::: Exercise materials :::
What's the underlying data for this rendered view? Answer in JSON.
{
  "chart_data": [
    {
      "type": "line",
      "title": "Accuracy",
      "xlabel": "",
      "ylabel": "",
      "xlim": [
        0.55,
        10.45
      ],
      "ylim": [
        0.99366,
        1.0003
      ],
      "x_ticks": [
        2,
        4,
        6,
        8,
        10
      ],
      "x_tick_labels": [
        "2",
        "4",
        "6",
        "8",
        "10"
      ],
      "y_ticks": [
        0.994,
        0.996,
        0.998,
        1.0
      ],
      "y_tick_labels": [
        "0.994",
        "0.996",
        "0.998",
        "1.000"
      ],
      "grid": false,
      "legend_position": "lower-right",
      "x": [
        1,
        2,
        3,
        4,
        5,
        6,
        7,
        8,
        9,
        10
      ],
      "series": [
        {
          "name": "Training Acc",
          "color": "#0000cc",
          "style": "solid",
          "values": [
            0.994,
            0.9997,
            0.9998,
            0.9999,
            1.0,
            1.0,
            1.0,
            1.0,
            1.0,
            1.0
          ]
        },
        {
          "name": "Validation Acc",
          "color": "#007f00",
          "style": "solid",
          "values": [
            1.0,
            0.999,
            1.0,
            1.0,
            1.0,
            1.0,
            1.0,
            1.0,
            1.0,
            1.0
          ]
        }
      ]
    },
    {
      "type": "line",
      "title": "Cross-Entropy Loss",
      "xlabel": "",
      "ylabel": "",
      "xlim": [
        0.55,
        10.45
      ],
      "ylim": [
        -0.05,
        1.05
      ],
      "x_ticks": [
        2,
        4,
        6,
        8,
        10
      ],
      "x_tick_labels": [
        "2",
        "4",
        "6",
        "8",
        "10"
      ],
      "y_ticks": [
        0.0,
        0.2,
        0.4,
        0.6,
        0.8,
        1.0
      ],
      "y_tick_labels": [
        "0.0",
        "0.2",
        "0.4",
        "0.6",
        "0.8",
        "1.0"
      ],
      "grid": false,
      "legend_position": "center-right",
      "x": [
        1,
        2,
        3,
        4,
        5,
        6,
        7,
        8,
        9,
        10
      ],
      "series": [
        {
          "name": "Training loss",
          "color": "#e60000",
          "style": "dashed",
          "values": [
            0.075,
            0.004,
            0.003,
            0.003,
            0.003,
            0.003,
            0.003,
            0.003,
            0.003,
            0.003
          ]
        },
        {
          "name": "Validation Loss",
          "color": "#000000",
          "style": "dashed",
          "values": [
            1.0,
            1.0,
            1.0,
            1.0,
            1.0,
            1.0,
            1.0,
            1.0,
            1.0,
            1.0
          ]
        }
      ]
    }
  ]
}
:::
- **What to produce**:
Quote the data in full, keeping each word unchanged.

- **Solution below**:
What's the underlying data for this rendered view? Answer in JSON.
{
  "chart_data": [
    {
      "type": "line",
      "title": "Accuracy",
      "xlabel": "",
      "ylabel": "",
      "xlim": [
        0.55,
        10.45
      ],
      "ylim": [
        0.99366,
        1.0003
      ],
      "x_ticks": [
        2,
        4,
        6,
        8,
        10
      ],
      "x_tick_labels": [
        "2",
        "4",
        "6",
        "8",
        "10"
      ],
      "y_ticks": [
        0.994,
        0.996,
        0.998,
        1.0
      ],
      "y_tick_labels": [
        "0.994",
        "0.996",
        "0.998",
        "1.000"
      ],
      "grid": false,
      "legend_position": "lower-right",
      "x": [
        1,
        2,
        3,
        4,
        5,
        6,
        7,
        8,
        9,
        10
      ],
      "series": [
        {
          "name": "Training Acc",
          "color": "#0000cc",
          "style": "solid",
          "values": [
            0.994,
            0.9997,
            0.9998,
            0.9999,
            1.0,
            1.0,
            1.0,
            1.0,
            1.0,
            1.0
          ]
        },
        {
          "name": "Validation Acc",
          "color": "#007f00",
          "style": "solid",
          "values": [
            1.0,
            0.999,
            1.0,
            1.0,
            1.0,
            1.0,
            1.0,
            1.0,
            1.0,
            1.0
          ]
        }
      ]
    },
    {
      "type": "line",
      "title": "Cross-Entropy Loss",
      "xlabel": "",
      "ylabel": "",
      "xlim": [
        0.55,
        10.45
      ],
      "ylim": [
        -0.05,
        1.05
      ],
      "x_ticks": [
        2,
        4,
        6,
        8,
        10
      ],
      "x_tick_labels": [
        "2",
        "4",
        "6",
        "8",
        "10"
      ],
      "y_ticks": [
        0.0,
        0.2,
        0.4,
        0.6,
        0.8,
        1.0
      ],
      "y_tick_labels": [
        "0.0",
        "0.2",
        "0.4",
        "0.6",
        "0.8",
        "1.0"
      ],
      "grid": false,
      "legend_position": "center-right",
      "x": [
        1,
        2,
        3,
        4,
        5,
        6,
        7,
        8,
        9,
        10
      ],
      "series": [
        {
          "name": "Training loss",
          "color": "#e60000",
          "style": "dashed",
          "values": [
            0.075,
            0.004,
            0.003,
            0.003,
            0.003,
            0.003,
            0.003,
            0.003,
            0.003,
            0.003
          ]
        },
        {
          "name": "Validation Loss",
          "color": "#000000",
          "style": "dashed",
          "values": [
            1.0,
            1.0,
            1.0,
            1.0,
            1.0,
            1.0,
            1.0,
            1.0,
            1.0,
            1.0
          ]
        }
      ]
    }
  ]
}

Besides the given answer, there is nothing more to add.